>> BEGIN DATA ROWS

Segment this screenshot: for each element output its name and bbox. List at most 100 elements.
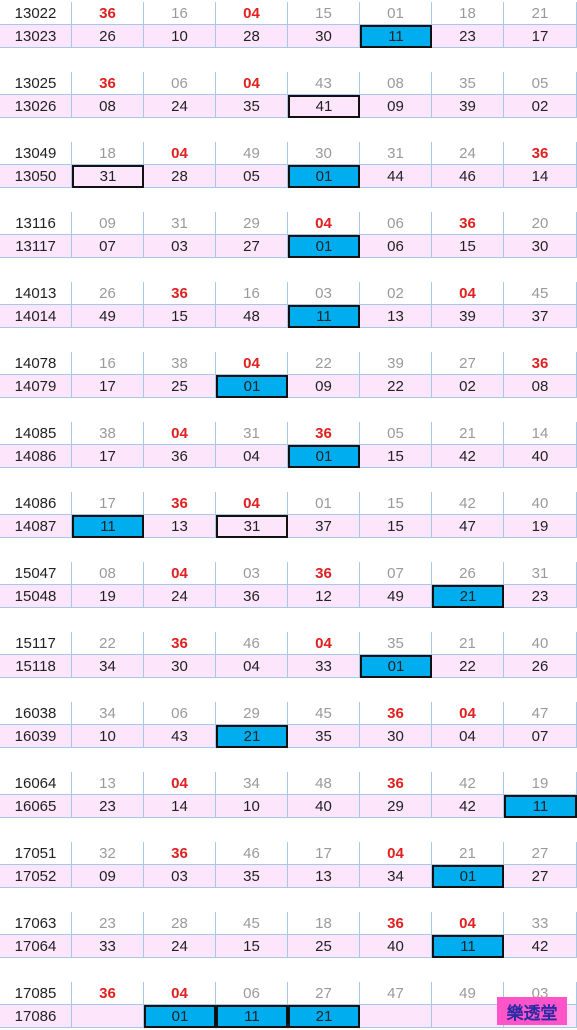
draw-number-cell: 22: [72, 632, 144, 655]
draw-number-cell: 04: [432, 282, 504, 305]
draw-number-cell: 36: [144, 282, 216, 305]
draw-number-cell: 21: [432, 842, 504, 865]
draw-number-cell: 06: [360, 212, 432, 235]
draw-number-cell: 08: [72, 562, 144, 585]
draw-number-cell: 33: [72, 935, 144, 958]
draw-number-cell: 36: [144, 842, 216, 865]
draw-number-cell: 35: [360, 632, 432, 655]
draw-number-cell: 19: [504, 772, 577, 795]
draw-number-cell: 04: [432, 702, 504, 725]
draw-number-cell: 04: [216, 445, 288, 468]
draw-number-cell: 15: [360, 445, 432, 468]
draw-number-cell: 07: [360, 562, 432, 585]
draw-number-cell: 06: [216, 982, 288, 1005]
draw-number-cell: 09: [72, 865, 144, 888]
draw-number-cell: 21: [288, 1005, 360, 1028]
issue-number: 15118: [0, 655, 72, 678]
issue-number: 15047: [0, 562, 72, 585]
draw-number-cell: 39: [432, 305, 504, 328]
draw-number-cell: 24: [144, 95, 216, 118]
issue-number: 17052: [0, 865, 72, 888]
draw-number-cell: 42: [432, 445, 504, 468]
draw-number-cell: 38: [72, 422, 144, 445]
draw-number-cell: 30: [288, 25, 360, 48]
draw-number-cell: 11: [432, 935, 504, 958]
issue-number: 14085: [0, 422, 72, 445]
draw-number-cell: 01: [216, 375, 288, 398]
draw-number-cell: 04: [432, 912, 504, 935]
draw-number-cell: 04: [144, 562, 216, 585]
issue-number: 14087: [0, 515, 72, 538]
draw-number-cell: 42: [504, 935, 577, 958]
draw-number-cell: 01: [360, 655, 432, 678]
draw-number-cell: 04: [360, 842, 432, 865]
draw-number-cell: 17: [72, 492, 144, 515]
draw-number-cell: 17: [72, 375, 144, 398]
draw-number-cell: 37: [504, 305, 577, 328]
draw-number-cell: 17: [72, 445, 144, 468]
draw-number-cell: 13: [360, 305, 432, 328]
draw-number-cell: 47: [360, 982, 432, 1005]
watermark-badge: 樂透堂: [497, 997, 567, 1025]
draw-number-cell: 20: [504, 212, 577, 235]
draw-number-cell: 31: [216, 515, 288, 538]
draw-number-cell: 36: [72, 982, 144, 1005]
draw-number-cell: 23: [432, 25, 504, 48]
draw-number-cell: 36: [72, 72, 144, 95]
draw-number-cell: 04: [216, 352, 288, 375]
draw-number-cell: 36: [144, 445, 216, 468]
draw-number-cell: 39: [432, 95, 504, 118]
draw-number-cell: 04: [144, 422, 216, 445]
draw-number-cell: 03: [144, 865, 216, 888]
draw-number-cell: 18: [288, 912, 360, 935]
draw-number-cell: 35: [216, 865, 288, 888]
draw-number-cell: 47: [432, 515, 504, 538]
draw-number-cell: 01: [288, 235, 360, 258]
draw-number-cell: 17: [288, 842, 360, 865]
draw-number-cell: 36: [144, 632, 216, 655]
draw-number-cell: 40: [360, 935, 432, 958]
draw-number-cell: 47: [504, 702, 577, 725]
draw-number-cell: 26: [432, 562, 504, 585]
draw-number-cell: 04: [288, 632, 360, 655]
issue-number: 13049: [0, 142, 72, 165]
draw-number-cell: 01: [288, 445, 360, 468]
draw-number-cell: 42: [432, 795, 504, 818]
issue-number: 14086: [0, 445, 72, 468]
draw-number-cell: 45: [216, 912, 288, 935]
draw-number-cell: 26: [72, 282, 144, 305]
draw-number-cell: 14: [504, 422, 577, 445]
draw-number-cell: 34: [72, 702, 144, 725]
draw-number-cell: 16: [216, 282, 288, 305]
draw-number-cell: 24: [144, 935, 216, 958]
draw-number-cell: 11: [360, 25, 432, 48]
draw-number-cell: 04: [216, 492, 288, 515]
draw-number-cell: 31: [216, 422, 288, 445]
draw-number-cell: 06: [360, 235, 432, 258]
draw-number-cell: 15: [360, 492, 432, 515]
draw-number-cell: 28: [216, 25, 288, 48]
draw-number-cell: 31: [72, 165, 144, 188]
draw-number-cell: 36: [360, 772, 432, 795]
draw-number-cell: 42: [432, 772, 504, 795]
issue-number: 13023: [0, 25, 72, 48]
draw-number-cell: 23: [72, 795, 144, 818]
draw-number-cell: 14: [504, 165, 577, 188]
draw-number-cell: 37: [288, 515, 360, 538]
draw-number-cell: 27: [432, 352, 504, 375]
draw-number-cell: 27: [288, 982, 360, 1005]
draw-number-cell: 02: [360, 282, 432, 305]
draw-number-cell: 36: [288, 562, 360, 585]
draw-number-cell: 15: [144, 305, 216, 328]
draw-number-cell: 36: [360, 912, 432, 935]
draw-number-cell: 04: [216, 655, 288, 678]
draw-number-cell: 25: [288, 935, 360, 958]
issue-number: 13116: [0, 212, 72, 235]
draw-number-cell: 15: [432, 235, 504, 258]
draw-number-cell: 18: [72, 142, 144, 165]
draw-number-cell: 04: [144, 982, 216, 1005]
draw-number-cell: 09: [288, 375, 360, 398]
draw-number-cell: 48: [288, 772, 360, 795]
draw-number-cell: 28: [144, 165, 216, 188]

>> END DATA ROWS

PROBLEM TO SOLVE
Copy out every entry above word for word, leaving out the pictures.

EXPECTED OUTPUT
Segment this screenshot: for each element output its name and bbox. List at most 100 elements.
draw-number-cell: 22: [72, 632, 144, 655]
draw-number-cell: 04: [432, 282, 504, 305]
draw-number-cell: 36: [144, 282, 216, 305]
draw-number-cell: 21: [432, 842, 504, 865]
draw-number-cell: 06: [360, 212, 432, 235]
draw-number-cell: 08: [72, 562, 144, 585]
draw-number-cell: 33: [72, 935, 144, 958]
draw-number-cell: 36: [144, 842, 216, 865]
draw-number-cell: 35: [360, 632, 432, 655]
draw-number-cell: 19: [504, 772, 577, 795]
draw-number-cell: 04: [432, 702, 504, 725]
draw-number-cell: 04: [216, 445, 288, 468]
draw-number-cell: 15: [360, 445, 432, 468]
draw-number-cell: 07: [360, 562, 432, 585]
draw-number-cell: 06: [216, 982, 288, 1005]
draw-number-cell: 09: [72, 865, 144, 888]
draw-number-cell: 21: [288, 1005, 360, 1028]
issue-number: 15118: [0, 655, 72, 678]
issue-number: 15047: [0, 562, 72, 585]
draw-number-cell: 39: [432, 305, 504, 328]
draw-number-cell: 24: [144, 95, 216, 118]
issue-number: 17052: [0, 865, 72, 888]
draw-number-cell: 42: [432, 445, 504, 468]
draw-number-cell: 38: [72, 422, 144, 445]
draw-number-cell: 30: [288, 25, 360, 48]
draw-number-cell: 11: [432, 935, 504, 958]
issue-number: 14085: [0, 422, 72, 445]
draw-number-cell: 01: [216, 375, 288, 398]
draw-number-cell: 04: [432, 912, 504, 935]
draw-number-cell: 04: [144, 562, 216, 585]
issue-number: 14087: [0, 515, 72, 538]
draw-number-cell: 42: [504, 935, 577, 958]
draw-number-cell: 01: [360, 655, 432, 678]
draw-number-cell: 04: [360, 842, 432, 865]
draw-number-cell: 17: [72, 492, 144, 515]
draw-number-cell: 17: [72, 375, 144, 398]
draw-number-cell: 37: [504, 305, 577, 328]
draw-number-cell: 17: [72, 445, 144, 468]
draw-number-cell: 13: [360, 305, 432, 328]
draw-number-cell: 47: [360, 982, 432, 1005]
watermark-badge: 樂透堂: [497, 997, 567, 1025]
draw-number-cell: 20: [504, 212, 577, 235]
draw-number-cell: 31: [216, 515, 288, 538]
draw-number-cell: 36: [72, 982, 144, 1005]
draw-number-cell: 23: [432, 25, 504, 48]
draw-number-cell: 36: [72, 72, 144, 95]
draw-number-cell: 04: [216, 352, 288, 375]
draw-number-cell: 36: [144, 445, 216, 468]
draw-number-cell: 39: [432, 95, 504, 118]
draw-number-cell: 04: [144, 422, 216, 445]
draw-number-cell: 03: [144, 865, 216, 888]
draw-number-cell: 18: [288, 912, 360, 935]
draw-number-cell: 35: [216, 865, 288, 888]
draw-number-cell: 47: [432, 515, 504, 538]
draw-number-cell: 01: [288, 235, 360, 258]
draw-number-cell: 17: [288, 842, 360, 865]
draw-number-cell: 36: [144, 632, 216, 655]
draw-number-cell: 40: [360, 935, 432, 958]
draw-number-cell: 47: [504, 702, 577, 725]
draw-number-cell: 26: [432, 562, 504, 585]
draw-number-cell: 04: [288, 632, 360, 655]
issue-number: 13049: [0, 142, 72, 165]
draw-number-cell: 01: [288, 445, 360, 468]
draw-number-cell: 42: [432, 795, 504, 818]
issue-number: 14086: [0, 445, 72, 468]
draw-number-cell: 45: [216, 912, 288, 935]
draw-number-cell: 26: [72, 282, 144, 305]
draw-number-cell: 14: [504, 422, 577, 445]
draw-number-cell: 34: [72, 702, 144, 725]
draw-number-cell: 16: [216, 282, 288, 305]
draw-number-cell: 24: [144, 935, 216, 958]
draw-number-cell: 11: [360, 25, 432, 48]
draw-number-cell: 04: [216, 492, 288, 515]
draw-number-cell: 31: [216, 422, 288, 445]
draw-number-cell: 06: [360, 235, 432, 258]
draw-number-cell: 15: [360, 492, 432, 515]
draw-number-cell: 28: [216, 25, 288, 48]
draw-number-cell: 31: [72, 165, 144, 188]
draw-number-cell: 36: [360, 772, 432, 795]
draw-number-cell: 42: [432, 772, 504, 795]
issue-number: 13023: [0, 25, 72, 48]
draw-number-cell: 23: [72, 795, 144, 818]
draw-number-cell: 14: [504, 165, 577, 188]
draw-number-cell: 37: [288, 515, 360, 538]
draw-number-cell: 27: [432, 352, 504, 375]
draw-number-cell: 27: [288, 982, 360, 1005]
draw-number-cell: 02: [360, 282, 432, 305]
draw-number-cell: 36: [288, 562, 360, 585]
draw-number-cell: 15: [144, 305, 216, 328]
draw-number-cell: 36: [360, 912, 432, 935]
draw-number-cell: 04: [216, 655, 288, 678]
draw-number-cell: 25: [288, 935, 360, 958]
issue-number: 13116: [0, 212, 72, 235]
draw-number-cell: 15: [432, 235, 504, 258]
draw-number-cell: 18: [72, 142, 144, 165]
draw-number-cell: 04: [144, 982, 216, 1005]
draw-number-cell: 09: [288, 375, 360, 398]
draw-number-cell: 48: [288, 772, 360, 795]
draw-number-cell: 28: [144, 165, 216, 188]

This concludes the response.